===== THE INPUT
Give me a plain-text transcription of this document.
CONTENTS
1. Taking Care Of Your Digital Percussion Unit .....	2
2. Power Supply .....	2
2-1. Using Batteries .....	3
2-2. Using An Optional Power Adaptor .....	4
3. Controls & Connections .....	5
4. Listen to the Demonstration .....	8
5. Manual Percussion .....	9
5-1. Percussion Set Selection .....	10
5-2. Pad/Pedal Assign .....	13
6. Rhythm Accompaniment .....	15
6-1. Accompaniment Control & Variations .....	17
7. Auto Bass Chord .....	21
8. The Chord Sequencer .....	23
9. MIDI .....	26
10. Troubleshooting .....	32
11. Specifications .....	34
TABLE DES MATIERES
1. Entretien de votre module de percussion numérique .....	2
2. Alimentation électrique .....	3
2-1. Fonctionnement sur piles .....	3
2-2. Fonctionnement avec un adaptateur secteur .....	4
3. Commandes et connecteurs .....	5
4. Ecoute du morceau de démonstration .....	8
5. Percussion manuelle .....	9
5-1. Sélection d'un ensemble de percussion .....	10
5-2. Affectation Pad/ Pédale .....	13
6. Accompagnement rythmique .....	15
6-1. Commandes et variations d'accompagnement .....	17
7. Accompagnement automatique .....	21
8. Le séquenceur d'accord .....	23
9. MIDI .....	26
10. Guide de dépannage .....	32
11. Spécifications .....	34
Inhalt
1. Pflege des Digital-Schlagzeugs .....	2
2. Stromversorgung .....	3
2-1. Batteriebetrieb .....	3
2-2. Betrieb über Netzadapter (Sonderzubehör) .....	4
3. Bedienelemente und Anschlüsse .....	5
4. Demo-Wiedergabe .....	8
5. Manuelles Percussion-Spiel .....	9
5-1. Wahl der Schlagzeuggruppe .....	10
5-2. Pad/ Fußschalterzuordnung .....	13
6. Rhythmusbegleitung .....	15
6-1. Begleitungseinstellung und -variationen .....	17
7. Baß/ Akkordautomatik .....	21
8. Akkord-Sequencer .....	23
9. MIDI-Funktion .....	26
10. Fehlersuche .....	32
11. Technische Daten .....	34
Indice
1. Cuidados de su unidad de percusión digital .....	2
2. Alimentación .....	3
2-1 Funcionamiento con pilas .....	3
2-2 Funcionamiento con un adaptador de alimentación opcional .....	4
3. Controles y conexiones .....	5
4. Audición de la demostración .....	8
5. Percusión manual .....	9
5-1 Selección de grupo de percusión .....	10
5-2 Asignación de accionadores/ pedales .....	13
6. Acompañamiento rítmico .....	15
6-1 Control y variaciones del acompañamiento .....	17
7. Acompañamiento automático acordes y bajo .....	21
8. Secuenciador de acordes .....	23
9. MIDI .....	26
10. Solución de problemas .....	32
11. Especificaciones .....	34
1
==========
Give back the whole listing, word for word.

Give me a plain-text transcription of this document.
CONTENTS
1. Taking Care Of Your Digital Percussion Unit .....	2
2. Power Supply .....	2
2-1. Using Batteries .....	3
2-2. Using An Optional Power Adaptor .....	4
3. Controls & Connections .....	5
4. Listen to the Demonstration .....	8
5. Manual Percussion .....	9
5-1. Percussion Set Selection .....	10
5-2. Pad/Pedal Assign .....	13
6. Rhythm Accompaniment .....	15
6-1. Accompaniment Control & Variations .....	17
7. Auto Bass Chord .....	21
8. The Chord Sequencer .....	23
9. MIDI .....	26
10. Troubleshooting .....	32
11. Specifications .....	34
TABLE DES MATIERES
1. Entretien de votre module de percussion numérique .....	2
2. Alimentation électrique .....	3
2-1. Fonctionnement sur piles .....	3
2-2. Fonctionnement avec un adaptateur secteur .....	4
3. Commandes et connecteurs .....	5
4. Ecoute du morceau de démonstration .....	8
5. Percussion manuelle .....	9
5-1. Sélection d'un ensemble de percussion .....	10
5-2. Affectation Pad/ Pédale .....	13
6. Accompagnement rythmique .....	15
6-1. Commandes et variations d'accompagnement .....	17
7. Accompagnement automatique .....	21
8. Le séquenceur d'accord .....	23
9. MIDI .....	26
10. Guide de dépannage .....	32
11. Spécifications .....	34
Inhalt
1. Pflege des Digital-Schlagzeugs .....	2
2. Stromversorgung .....	3
2-1. Batteriebetrieb .....	3
2-2. Betrieb über Netzadapter (Sonderzubehör) .....	4
3. Bedienelemente und Anschlüsse .....	5
4. Demo-Wiedergabe .....	8
5. Manuelles Percussion-Spiel .....	9
5-1. Wahl der Schlagzeuggruppe .....	10
5-2. Pad/ Fußschalterzuordnung .....	13
6. Rhythmusbegleitung .....	15
6-1. Begleitungseinstellung und -variationen .....	17
7. Baß/ Akkordautomatik .....	21
8. Akkord-Sequencer .....	23
9. MIDI-Funktion .....	26
10. Fehlersuche .....	32
11. Technische Daten .....	34
Indice
1. Cuidados de su unidad de percusión digital .....	2
2. Alimentación .....	3
2-1 Funcionamiento con pilas .....	3
2-2 Funcionamiento con un adaptador de alimentación opcional .....	4
3. Controles y conexiones .....	5
4. Audición de la demostración .....	8
5. Percusión manual .....	9
5-1 Selección de grupo de percusión .....	10
5-2 Asignación de accionadores/ pedales .....	13
6. Acompañamiento rítmico .....	15
6-1 Control y variaciones del acompañamiento .....	17
7. Acompañamiento automático acordes y bajo .....	21
8. Secuenciador de acordes .....	23
9. MIDI .....	26
10. Solución de problemas .....	32
11. Especificaciones .....	34
1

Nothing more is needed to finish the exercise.